Raw data -
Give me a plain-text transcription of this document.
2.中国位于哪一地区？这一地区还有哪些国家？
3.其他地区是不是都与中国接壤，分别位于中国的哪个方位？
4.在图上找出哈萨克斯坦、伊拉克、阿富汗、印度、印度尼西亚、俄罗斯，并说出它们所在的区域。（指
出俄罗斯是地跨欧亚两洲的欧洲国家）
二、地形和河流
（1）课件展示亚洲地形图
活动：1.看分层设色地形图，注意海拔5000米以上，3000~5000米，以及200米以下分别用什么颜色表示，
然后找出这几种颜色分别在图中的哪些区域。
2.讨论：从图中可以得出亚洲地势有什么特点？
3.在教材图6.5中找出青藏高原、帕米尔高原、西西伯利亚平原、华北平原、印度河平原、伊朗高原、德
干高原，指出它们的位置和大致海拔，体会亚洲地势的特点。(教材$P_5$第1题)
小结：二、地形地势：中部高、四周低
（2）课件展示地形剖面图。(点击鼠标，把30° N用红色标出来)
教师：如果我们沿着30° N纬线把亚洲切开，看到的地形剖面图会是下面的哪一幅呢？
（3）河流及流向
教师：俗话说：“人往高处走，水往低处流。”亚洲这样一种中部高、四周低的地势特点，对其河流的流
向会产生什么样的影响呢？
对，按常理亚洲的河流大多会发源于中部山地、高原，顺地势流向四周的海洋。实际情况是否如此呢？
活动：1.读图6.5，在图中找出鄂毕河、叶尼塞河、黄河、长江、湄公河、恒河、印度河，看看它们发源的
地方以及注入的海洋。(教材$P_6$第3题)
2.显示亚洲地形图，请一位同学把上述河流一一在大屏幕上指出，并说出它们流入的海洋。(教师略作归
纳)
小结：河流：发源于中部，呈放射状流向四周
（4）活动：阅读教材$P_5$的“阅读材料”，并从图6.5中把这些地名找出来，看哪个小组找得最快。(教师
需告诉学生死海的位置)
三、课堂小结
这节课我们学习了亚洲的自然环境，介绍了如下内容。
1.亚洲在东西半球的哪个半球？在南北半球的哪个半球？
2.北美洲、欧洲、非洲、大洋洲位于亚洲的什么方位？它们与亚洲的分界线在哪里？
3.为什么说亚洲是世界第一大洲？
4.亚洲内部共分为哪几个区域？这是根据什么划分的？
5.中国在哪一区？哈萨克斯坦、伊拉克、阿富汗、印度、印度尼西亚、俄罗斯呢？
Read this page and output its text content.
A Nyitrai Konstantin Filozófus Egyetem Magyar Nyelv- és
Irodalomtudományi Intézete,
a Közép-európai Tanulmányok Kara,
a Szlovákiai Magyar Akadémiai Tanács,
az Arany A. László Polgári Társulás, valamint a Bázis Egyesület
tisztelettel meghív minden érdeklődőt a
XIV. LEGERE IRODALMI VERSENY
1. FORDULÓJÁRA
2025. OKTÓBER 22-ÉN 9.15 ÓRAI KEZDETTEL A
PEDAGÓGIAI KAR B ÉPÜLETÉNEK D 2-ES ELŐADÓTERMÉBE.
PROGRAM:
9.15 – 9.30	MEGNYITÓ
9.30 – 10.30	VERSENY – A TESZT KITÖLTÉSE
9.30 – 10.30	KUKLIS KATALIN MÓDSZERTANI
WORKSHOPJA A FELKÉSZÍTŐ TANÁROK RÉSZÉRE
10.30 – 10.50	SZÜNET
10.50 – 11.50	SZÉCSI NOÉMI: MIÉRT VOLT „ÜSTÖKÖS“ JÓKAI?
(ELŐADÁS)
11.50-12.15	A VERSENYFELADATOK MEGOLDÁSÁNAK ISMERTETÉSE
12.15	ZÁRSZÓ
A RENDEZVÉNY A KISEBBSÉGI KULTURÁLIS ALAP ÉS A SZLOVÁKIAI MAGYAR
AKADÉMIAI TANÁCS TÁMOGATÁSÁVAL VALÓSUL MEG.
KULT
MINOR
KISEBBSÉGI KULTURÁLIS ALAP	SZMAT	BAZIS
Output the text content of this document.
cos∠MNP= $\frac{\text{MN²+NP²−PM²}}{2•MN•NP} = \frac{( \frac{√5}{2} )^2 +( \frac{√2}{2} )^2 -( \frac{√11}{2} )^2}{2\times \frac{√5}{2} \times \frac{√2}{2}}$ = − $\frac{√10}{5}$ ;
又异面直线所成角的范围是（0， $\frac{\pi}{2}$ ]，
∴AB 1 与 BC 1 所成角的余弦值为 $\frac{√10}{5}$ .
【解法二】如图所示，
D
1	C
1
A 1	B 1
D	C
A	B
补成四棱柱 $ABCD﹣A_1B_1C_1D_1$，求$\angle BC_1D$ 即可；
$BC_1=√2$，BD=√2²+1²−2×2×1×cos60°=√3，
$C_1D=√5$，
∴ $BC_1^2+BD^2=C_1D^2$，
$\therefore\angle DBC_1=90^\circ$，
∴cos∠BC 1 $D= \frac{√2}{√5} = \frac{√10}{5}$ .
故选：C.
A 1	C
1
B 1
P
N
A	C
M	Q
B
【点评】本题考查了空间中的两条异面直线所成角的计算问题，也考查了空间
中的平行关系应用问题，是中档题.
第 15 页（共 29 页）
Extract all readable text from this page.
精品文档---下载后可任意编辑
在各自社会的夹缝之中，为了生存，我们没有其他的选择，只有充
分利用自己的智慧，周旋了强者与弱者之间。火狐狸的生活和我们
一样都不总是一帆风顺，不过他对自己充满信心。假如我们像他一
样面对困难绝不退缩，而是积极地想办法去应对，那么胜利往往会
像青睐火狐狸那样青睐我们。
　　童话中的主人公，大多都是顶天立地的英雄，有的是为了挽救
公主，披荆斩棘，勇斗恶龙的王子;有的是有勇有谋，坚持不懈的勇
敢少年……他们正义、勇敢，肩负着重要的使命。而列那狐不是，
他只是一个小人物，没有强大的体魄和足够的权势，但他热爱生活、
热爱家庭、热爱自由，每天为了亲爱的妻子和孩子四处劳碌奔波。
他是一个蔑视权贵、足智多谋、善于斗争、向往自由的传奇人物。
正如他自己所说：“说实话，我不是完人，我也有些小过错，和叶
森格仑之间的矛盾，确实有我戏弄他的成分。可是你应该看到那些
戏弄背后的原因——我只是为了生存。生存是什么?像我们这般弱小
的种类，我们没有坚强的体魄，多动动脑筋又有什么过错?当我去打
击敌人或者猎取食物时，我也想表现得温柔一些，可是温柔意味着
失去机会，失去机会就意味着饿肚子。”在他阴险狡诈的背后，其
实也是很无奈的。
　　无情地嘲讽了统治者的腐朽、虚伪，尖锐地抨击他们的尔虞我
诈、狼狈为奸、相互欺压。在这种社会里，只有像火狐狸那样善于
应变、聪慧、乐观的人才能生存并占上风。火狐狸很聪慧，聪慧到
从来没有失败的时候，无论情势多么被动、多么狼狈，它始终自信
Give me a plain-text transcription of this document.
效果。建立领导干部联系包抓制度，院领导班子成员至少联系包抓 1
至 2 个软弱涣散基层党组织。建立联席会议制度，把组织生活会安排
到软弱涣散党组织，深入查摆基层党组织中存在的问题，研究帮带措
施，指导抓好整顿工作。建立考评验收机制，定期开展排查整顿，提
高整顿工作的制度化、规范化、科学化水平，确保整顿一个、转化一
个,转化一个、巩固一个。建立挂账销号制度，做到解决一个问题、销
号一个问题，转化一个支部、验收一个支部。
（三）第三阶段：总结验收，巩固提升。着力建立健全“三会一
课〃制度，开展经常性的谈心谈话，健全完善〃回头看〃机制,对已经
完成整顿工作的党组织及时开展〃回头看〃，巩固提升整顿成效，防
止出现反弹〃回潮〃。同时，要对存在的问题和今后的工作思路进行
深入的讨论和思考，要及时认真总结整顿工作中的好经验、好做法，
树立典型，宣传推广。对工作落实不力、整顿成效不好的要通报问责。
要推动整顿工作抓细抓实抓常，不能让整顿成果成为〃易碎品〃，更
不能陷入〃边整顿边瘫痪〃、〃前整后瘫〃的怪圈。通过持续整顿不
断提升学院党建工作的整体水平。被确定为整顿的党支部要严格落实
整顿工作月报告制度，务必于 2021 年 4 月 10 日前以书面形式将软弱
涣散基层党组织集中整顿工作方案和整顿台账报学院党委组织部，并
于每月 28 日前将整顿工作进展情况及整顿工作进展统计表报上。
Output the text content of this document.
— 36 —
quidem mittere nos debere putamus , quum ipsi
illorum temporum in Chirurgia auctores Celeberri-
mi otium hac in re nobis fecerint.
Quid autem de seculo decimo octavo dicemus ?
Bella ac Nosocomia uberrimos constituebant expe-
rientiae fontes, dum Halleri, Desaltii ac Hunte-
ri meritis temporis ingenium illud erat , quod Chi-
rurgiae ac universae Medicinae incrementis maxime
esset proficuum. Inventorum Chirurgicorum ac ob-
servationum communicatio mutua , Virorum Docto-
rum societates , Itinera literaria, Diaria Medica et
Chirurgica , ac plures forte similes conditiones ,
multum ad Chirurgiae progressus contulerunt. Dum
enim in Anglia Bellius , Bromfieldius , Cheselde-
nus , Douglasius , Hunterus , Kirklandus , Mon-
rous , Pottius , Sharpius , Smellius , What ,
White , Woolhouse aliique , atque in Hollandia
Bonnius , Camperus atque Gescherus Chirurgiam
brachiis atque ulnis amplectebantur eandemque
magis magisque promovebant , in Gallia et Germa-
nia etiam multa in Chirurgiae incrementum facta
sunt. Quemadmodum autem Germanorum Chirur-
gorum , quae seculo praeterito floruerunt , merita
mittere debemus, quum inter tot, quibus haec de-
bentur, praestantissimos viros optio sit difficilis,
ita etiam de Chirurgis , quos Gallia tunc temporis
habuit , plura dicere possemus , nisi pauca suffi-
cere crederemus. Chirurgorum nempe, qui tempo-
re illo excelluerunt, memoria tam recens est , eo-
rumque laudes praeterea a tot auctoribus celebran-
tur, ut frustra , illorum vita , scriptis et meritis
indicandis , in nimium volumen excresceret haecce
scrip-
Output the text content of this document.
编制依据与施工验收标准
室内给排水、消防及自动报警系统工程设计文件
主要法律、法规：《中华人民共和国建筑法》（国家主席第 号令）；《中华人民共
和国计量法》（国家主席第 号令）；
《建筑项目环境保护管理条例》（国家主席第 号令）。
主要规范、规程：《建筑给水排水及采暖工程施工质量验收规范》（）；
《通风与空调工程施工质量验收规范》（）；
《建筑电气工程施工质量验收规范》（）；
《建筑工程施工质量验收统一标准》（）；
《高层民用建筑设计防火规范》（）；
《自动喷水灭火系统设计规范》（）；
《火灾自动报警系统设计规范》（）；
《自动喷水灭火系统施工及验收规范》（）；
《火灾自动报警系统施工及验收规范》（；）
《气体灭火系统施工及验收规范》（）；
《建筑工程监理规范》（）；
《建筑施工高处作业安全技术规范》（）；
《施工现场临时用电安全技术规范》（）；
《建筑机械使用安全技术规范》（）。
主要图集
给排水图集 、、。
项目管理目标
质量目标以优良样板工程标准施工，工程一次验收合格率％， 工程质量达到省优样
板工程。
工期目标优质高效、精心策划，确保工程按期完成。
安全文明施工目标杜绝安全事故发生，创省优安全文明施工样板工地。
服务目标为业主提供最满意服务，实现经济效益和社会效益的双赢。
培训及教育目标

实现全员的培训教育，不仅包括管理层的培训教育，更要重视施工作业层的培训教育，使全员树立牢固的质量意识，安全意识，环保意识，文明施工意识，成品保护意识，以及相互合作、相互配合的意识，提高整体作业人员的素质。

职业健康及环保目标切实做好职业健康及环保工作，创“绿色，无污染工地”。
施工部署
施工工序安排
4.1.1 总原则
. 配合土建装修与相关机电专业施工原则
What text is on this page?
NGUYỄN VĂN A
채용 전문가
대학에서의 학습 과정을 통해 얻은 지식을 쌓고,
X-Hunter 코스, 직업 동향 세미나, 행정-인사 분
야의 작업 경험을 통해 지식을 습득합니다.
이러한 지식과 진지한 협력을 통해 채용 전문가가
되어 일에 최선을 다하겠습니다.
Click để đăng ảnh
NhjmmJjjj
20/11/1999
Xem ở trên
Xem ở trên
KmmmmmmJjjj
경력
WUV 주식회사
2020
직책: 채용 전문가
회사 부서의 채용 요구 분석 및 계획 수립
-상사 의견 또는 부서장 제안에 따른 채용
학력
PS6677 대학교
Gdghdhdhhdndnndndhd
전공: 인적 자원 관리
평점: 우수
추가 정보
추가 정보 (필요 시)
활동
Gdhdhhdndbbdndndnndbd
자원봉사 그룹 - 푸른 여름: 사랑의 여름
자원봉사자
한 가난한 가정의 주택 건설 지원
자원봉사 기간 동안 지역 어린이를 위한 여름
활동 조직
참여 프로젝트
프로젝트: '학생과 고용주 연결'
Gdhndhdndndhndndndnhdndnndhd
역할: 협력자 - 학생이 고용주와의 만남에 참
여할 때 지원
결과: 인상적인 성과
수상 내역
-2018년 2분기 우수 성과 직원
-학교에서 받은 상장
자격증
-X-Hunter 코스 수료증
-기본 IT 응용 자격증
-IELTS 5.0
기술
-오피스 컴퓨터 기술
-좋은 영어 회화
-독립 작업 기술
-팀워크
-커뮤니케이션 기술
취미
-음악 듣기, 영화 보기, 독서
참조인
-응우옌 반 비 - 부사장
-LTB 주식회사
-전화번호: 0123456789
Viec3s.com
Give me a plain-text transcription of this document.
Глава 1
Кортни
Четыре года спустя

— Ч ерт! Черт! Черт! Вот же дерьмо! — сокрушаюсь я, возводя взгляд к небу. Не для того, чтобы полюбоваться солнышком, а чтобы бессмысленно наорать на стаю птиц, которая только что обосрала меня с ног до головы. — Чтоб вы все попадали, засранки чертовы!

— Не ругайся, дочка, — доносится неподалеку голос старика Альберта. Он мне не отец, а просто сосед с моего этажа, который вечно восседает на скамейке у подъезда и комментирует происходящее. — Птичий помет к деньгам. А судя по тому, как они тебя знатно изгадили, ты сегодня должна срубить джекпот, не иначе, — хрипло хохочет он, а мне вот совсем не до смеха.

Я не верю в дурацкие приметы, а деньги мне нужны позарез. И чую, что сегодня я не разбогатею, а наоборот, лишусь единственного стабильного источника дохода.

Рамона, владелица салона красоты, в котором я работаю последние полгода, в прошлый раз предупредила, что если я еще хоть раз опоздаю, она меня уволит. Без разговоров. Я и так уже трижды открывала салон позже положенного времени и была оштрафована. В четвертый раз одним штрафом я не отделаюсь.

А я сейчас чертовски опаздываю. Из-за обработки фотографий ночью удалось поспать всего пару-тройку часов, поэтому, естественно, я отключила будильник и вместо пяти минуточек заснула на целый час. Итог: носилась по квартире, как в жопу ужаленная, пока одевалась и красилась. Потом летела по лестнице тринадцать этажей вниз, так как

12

Stated goal - Look through the entries and return every line where "meritis" appears.

Output of the exercise -
ri meritis temporis ingenium illud erat , quod Chi-
tur, ut frustra , illorum vita , scriptis et meritis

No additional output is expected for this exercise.